* Istruzioni esercizio
Stampa per intero e senza alcuna modifica l'articolo su Giacinto Facchetti.

* Testo riportato
/---
Il ricordo di Giacinto Facchetti, leggenda dell’Inter, scomparso nel 2006. Oggi avrebbe compiuto 78 anni. L’uomo, il calciatore e il simbolo resteranno per sempre nella memoria di questo club

RICORDI, SPERANZE E SUCCESSI – Il 1 novembre del 1970, Fabrizio De André lancia uno dei suoi album più iconici: “La buona novella”. Al suo interno, il cantautore ligure inserisce “Il sogno di Maria“, componimento molto profondo, che indaga il lato oscuro della fede in Dio e il cosiddetto inganno della croce. In un passaggio molto significativo del brano, De André scrive che “i vecchi quando accarezzano hanno il timore di far troppo forte“. Ogni tifoso dell’Inter sente le carezze di Giacinto Facchetti ancora sulla pelle. L’avrà sentita anche Javier Zanetti, poco prima o poco dopo lo scatto che abbiamo scelto in copertina per questo pezzo. De André scrive quel brano parlando di un sogno infranto, di una speranza a doppio taglio, e lo lancia nel 1970. Di lì a poco, l’Italia scoprirà il lato oscuro dei fasti del boom economico, ma proprio in quel periodo Facchetti è tutt’altro che un sogno fugace. Due anni prima, nel 1968, si è portato a casa il primo e unico campionato Europeo nella storia della Nazionale Italiana. Nel ’70, in Messico, andrà ad un passo dalla Coppa del Mondo, con l’Italia di Ferruccio Valcareggi fermata all’ultimo atto della kermesse da un Brasile semplicemente più forte.
\---
* Dati forniti
/---
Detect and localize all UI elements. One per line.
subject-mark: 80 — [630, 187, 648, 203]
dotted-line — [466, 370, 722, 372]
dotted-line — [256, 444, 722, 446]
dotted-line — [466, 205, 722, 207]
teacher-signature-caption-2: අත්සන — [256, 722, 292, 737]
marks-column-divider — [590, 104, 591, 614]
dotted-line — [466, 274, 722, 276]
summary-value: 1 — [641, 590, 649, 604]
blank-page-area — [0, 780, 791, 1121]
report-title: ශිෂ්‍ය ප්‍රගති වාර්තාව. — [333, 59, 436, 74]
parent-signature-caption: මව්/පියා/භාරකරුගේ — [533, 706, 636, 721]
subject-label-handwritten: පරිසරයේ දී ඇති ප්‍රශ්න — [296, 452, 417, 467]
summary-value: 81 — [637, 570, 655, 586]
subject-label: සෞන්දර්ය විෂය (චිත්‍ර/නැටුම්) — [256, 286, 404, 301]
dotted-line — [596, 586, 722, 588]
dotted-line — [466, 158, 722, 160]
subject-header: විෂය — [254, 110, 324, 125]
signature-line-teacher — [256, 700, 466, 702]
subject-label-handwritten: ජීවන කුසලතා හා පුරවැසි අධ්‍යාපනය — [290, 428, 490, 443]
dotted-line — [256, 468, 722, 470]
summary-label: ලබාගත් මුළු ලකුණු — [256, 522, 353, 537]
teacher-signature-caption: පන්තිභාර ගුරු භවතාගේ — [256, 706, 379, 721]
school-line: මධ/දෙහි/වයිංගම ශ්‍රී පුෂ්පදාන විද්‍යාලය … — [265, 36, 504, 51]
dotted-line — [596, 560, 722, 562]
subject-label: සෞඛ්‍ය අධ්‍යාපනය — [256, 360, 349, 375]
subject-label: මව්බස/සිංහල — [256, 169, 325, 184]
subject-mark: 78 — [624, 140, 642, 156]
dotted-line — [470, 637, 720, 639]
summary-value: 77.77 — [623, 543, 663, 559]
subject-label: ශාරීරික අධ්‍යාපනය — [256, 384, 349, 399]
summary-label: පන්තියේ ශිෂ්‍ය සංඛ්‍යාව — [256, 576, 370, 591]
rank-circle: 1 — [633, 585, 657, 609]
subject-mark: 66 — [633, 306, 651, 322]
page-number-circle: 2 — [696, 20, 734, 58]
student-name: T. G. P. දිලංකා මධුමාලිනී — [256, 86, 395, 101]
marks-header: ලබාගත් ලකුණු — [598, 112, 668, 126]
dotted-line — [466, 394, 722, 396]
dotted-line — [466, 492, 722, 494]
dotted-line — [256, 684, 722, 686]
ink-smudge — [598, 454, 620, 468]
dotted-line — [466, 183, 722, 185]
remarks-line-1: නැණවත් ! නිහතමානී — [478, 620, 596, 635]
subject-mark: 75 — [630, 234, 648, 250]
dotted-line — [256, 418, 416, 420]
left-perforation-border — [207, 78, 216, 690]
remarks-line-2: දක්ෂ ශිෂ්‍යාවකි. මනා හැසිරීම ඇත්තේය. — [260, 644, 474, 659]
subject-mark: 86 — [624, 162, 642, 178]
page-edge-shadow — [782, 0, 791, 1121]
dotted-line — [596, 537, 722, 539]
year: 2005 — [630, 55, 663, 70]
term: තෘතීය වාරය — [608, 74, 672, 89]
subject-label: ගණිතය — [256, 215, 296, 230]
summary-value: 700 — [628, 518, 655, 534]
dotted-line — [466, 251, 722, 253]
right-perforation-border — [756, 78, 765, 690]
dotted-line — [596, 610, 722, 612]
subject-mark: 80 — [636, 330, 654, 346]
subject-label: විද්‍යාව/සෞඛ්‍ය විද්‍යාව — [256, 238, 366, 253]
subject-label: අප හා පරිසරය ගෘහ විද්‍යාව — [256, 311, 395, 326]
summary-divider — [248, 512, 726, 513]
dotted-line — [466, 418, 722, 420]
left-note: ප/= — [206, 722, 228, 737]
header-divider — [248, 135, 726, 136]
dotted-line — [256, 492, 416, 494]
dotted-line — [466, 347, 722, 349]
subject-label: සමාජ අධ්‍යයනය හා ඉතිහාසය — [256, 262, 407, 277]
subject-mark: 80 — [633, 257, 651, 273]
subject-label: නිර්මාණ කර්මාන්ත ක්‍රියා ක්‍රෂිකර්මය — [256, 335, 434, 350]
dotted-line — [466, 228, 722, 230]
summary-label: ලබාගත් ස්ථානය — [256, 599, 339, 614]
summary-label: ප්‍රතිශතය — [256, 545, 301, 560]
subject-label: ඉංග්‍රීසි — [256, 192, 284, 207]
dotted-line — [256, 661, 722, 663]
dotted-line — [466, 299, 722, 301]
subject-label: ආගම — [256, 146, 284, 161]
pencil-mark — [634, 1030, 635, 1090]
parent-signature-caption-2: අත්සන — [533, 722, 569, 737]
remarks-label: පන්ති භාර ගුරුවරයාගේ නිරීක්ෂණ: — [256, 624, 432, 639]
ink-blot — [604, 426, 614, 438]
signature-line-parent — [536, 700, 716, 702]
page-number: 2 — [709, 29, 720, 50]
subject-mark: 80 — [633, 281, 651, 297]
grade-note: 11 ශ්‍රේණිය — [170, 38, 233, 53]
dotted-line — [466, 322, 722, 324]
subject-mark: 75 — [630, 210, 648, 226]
\---
* Risposta qui sotto
Il ricordo di Giacinto Facchetti, leggenda dell’Inter, scomparso nel 2006. Oggi avrebbe compiuto 78 anni. L’uomo, il calciatore e il simbolo resteranno per sempre nella memoria di questo club

RICORDI, SPERANZE E SUCCESSI – Il 1 novembre del 1970, Fabrizio De André lancia uno dei suoi album più iconici: “La buona novella”. Al suo interno, il cantautore ligure inserisce “Il sogno di Maria“, componimento molto profondo, che indaga il lato oscuro della fede in Dio e il cosiddetto inganno della croce. In un passaggio molto significativo del brano, De André scrive che “i vecchi quando accarezzano hanno il timore di far troppo forte“. Ogni tifoso dell’Inter sente le carezze di Giacinto Facchetti ancora sulla pelle. L’avrà sentita anche Javier Zanetti, poco prima o poco dopo lo scatto che abbiamo scelto in copertina per questo pezzo. De André scrive quel brano parlando di un sogno infranto, di una speranza a doppio taglio, e lo lancia nel 1970. Di lì a poco, l’Italia scoprirà il lato oscuro dei fasti del boom economico, ma proprio in quel periodo Facchetti è tutt’altro che un sogno fugace. Due anni prima, nel 1968, si è portato a casa il primo e unico campionato Europeo nella storia della Nazionale Italiana. Nel ’70, in Messico, andrà ad un passo dalla Coppa del Mondo, con l’Italia di Ferruccio Valcareggi fermata all’ultimo atto della kermesse da un Brasile semplicemente più forte.